## Dataset records
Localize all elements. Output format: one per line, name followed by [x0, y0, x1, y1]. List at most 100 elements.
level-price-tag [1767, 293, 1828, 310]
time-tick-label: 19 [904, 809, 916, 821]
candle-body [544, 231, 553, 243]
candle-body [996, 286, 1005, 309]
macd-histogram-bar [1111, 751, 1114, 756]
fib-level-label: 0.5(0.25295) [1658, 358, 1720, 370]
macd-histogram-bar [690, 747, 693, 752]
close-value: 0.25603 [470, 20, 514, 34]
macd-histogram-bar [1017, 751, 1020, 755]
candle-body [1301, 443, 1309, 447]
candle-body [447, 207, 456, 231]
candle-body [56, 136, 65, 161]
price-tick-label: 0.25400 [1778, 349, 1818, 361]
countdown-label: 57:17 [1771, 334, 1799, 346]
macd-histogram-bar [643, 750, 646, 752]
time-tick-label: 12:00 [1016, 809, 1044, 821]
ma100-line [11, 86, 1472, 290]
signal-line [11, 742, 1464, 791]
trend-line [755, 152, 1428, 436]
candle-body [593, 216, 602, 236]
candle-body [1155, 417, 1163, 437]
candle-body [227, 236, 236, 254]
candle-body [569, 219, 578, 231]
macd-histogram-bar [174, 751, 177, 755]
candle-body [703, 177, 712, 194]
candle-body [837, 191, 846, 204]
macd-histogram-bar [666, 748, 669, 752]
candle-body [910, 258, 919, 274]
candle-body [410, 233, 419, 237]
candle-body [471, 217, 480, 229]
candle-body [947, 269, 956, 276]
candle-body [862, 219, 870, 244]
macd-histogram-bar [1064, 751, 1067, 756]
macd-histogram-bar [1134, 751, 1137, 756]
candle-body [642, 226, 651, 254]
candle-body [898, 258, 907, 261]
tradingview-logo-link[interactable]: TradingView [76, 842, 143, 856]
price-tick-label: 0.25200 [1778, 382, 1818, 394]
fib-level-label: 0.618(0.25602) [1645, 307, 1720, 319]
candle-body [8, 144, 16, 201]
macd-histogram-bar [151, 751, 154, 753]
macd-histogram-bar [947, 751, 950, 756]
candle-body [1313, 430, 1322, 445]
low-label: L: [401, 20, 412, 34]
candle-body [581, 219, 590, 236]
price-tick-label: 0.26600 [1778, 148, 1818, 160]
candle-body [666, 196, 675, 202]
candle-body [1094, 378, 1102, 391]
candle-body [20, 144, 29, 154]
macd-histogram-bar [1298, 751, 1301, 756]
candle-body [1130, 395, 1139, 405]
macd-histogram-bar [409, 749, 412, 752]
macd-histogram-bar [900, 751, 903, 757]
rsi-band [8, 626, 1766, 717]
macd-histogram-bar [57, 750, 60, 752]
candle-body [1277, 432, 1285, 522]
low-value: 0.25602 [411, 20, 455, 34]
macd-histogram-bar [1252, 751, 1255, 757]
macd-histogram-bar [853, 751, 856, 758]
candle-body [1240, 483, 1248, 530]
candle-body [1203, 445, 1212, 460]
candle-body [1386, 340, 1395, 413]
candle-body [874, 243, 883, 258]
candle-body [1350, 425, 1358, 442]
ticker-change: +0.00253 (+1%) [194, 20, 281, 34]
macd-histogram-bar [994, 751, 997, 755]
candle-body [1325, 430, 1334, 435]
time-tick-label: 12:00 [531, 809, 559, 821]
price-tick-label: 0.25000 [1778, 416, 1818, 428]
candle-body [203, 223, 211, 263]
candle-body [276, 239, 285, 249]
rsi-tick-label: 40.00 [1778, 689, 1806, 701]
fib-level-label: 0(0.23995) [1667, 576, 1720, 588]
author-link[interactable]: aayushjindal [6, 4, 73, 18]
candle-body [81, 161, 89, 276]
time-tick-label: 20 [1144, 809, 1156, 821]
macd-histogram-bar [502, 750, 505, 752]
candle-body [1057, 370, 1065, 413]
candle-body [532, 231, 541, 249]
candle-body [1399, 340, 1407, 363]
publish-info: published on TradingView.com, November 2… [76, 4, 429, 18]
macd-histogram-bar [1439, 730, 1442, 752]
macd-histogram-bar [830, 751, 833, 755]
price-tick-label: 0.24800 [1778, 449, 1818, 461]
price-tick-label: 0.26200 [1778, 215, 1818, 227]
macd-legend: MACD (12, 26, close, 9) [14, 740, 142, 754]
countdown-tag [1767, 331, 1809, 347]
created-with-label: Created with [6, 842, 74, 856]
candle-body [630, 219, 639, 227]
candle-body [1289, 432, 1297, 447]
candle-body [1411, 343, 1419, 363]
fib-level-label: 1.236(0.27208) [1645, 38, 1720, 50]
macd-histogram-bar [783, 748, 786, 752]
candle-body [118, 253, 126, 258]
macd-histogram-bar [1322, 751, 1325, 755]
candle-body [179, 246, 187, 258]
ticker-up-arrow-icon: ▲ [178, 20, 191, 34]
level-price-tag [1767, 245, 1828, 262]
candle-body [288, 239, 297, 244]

## Stated exercise
Render the rows above as a Markdown table with columns No. and Row text, starting at the first row and ending at the row containing "candle-body [1277, 432, 1285, 522]". Number each row and leave out blank lines.

## Solution for this exercise
| No. | Row text |
|---|---|
| 1 | Localize all elements. Output format: one per line, name followed by [x0, y0, x1, y1]. List at most 100 elements. |
| 2 | level-price-tag [1767, 293, 1828, 310] |
| 3 | time-tick-label: 19 [904, 809, 916, 821] |
| 4 | candle-body [544, 231, 553, 243] |
| 5 | candle-body [996, 286, 1005, 309] |
| 6 | macd-histogram-bar [1111, 751, 1114, 756] |
| 7 | fib-level-label: 0.5(0.25295) [1658, 358, 1720, 370] |
| 8 | macd-histogram-bar [690, 747, 693, 752] |
| 9 | close-value: 0.25603 [470, 20, 514, 34] |
| 10 | macd-histogram-bar [1017, 751, 1020, 755] |
| 11 | candle-body [1301, 443, 1309, 447] |
| 12 | candle-body [447, 207, 456, 231] |
| 13 | candle-body [56, 136, 65, 161] |
| 14 | price-tick-label: 0.25400 [1778, 349, 1818, 361] |
| 15 | countdown-label: 57:17 [1771, 334, 1799, 346] |
| 16 | macd-histogram-bar [643, 750, 646, 752] |
| 17 | time-tick-label: 12:00 [1016, 809, 1044, 821] |
| 18 | ma100-line [11, 86, 1472, 290] |
| 19 | signal-line [11, 742, 1464, 791] |
| 20 | trend-line [755, 152, 1428, 436] |
| 21 | candle-body [593, 216, 602, 236] |
| 22 | candle-body [1155, 417, 1163, 437] |
| 23 | candle-body [227, 236, 236, 254] |
| 24 | candle-body [569, 219, 578, 231] |
| 25 | macd-histogram-bar [174, 751, 177, 755] |
| 26 | candle-body [703, 177, 712, 194] |
| 27 | candle-body [837, 191, 846, 204] |
| 28 | macd-histogram-bar [666, 748, 669, 752] |
| 29 | candle-body [910, 258, 919, 274] |
| 30 | candle-body [410, 233, 419, 237] |
| 31 | candle-body [471, 217, 480, 229] |
| 32 | candle-body [947, 269, 956, 276] |
| 33 | candle-body [862, 219, 870, 244] |
| 34 | macd-histogram-bar [1064, 751, 1067, 756] |
| 35 | macd-histogram-bar [1134, 751, 1137, 756] |
| 36 | candle-body [642, 226, 651, 254] |
| 37 | candle-body [898, 258, 907, 261] |
| 38 | tradingview-logo-link[interactable]: TradingView [76, 842, 143, 856] |
| 39 | price-tick-label: 0.25200 [1778, 382, 1818, 394] |
| 40 | fib-level-label: 0.618(0.25602) [1645, 307, 1720, 319] |
| 41 | candle-body [8, 144, 16, 201] |
| 42 | macd-histogram-bar [151, 751, 154, 753] |
| 43 | macd-histogram-bar [947, 751, 950, 756] |
| 44 | candle-body [1313, 430, 1322, 445] |
| 45 | low-label: L: [401, 20, 412, 34] |
| 46 | candle-body [581, 219, 590, 236] |
| 47 | price-tick-label: 0.26600 [1778, 148, 1818, 160] |
| 48 | candle-body [666, 196, 675, 202] |
| 49 | candle-body [1094, 378, 1102, 391] |
| 50 | candle-body [20, 144, 29, 154] |
| 51 | macd-histogram-bar [1298, 751, 1301, 756] |
| 52 | candle-body [1130, 395, 1139, 405] |
| 53 | macd-histogram-bar [409, 749, 412, 752] |
| 54 | macd-histogram-bar [900, 751, 903, 757] |
| 55 | rsi-band [8, 626, 1766, 717] |
| 56 | macd-histogram-bar [57, 750, 60, 752] |
| 57 | candle-body [1277, 432, 1285, 522] |